◆ **EXERCISE DIRECTIONS**
Produce an exact copy of all the records.

## Start

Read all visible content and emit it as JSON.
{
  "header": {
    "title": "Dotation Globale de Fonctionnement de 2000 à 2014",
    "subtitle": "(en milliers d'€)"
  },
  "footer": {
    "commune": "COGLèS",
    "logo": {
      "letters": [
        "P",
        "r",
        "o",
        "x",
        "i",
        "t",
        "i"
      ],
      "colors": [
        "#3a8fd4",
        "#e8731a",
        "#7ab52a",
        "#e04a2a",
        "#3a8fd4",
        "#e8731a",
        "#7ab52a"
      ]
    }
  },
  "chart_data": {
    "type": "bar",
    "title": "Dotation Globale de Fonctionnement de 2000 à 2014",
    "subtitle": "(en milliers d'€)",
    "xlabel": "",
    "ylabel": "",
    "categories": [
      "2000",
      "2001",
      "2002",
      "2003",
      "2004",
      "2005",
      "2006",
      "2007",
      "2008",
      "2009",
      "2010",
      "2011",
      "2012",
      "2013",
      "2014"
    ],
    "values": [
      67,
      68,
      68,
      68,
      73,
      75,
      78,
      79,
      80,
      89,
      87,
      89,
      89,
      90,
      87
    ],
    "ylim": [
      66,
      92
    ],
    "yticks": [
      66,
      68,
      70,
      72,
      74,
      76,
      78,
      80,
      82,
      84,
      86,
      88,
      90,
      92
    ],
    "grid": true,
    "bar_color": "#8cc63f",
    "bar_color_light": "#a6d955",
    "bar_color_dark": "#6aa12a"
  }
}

## End

◆ **SOLVED PROBLEM**
Read all visible content and emit it as JSON.
{
  "header": {
    "title": "Dotation Globale de Fonctionnement de 2000 à 2014",
    "subtitle": "(en milliers d'€)"
  },
  "footer": {
    "commune": "COGLèS",
    "logo": {
      "letters": [
        "P",
        "r",
        "o",
        "x",
        "i",
        "t",
        "i"
      ],
      "colors": [
        "#3a8fd4",
        "#e8731a",
        "#7ab52a",
        "#e04a2a",
        "#3a8fd4",
        "#e8731a",
        "#7ab52a"
      ]
    }
  },
  "chart_data": {
    "type": "bar",
    "title": "Dotation Globale de Fonctionnement de 2000 à 2014",
    "subtitle": "(en milliers d'€)",
    "xlabel": "",
    "ylabel": "",
    "categories": [
      "2000",
      "2001",
      "2002",
      "2003",
      "2004",
      "2005",
      "2006",
      "2007",
      "2008",
      "2009",
      "2010",
      "2011",
      "2012",
      "2013",
      "2014"
    ],
    "values": [
      67,
      68,
      68,
      68,
      73,
      75,
      78,
      79,
      80,
      89,
      87,
      89,
      89,
      90,
      87
    ],
    "ylim": [
      66,
      92
    ],
    "yticks": [
      66,
      68,
      70,
      72,
      74,
      76,
      78,
      80,
      82,
      84,
      86,
      88,
      90,
      92
    ],
    "grid": true,
    "bar_color": "#8cc63f",
    "bar_color_light": "#a6d955",
    "bar_color_dark": "#6aa12a"
  }
}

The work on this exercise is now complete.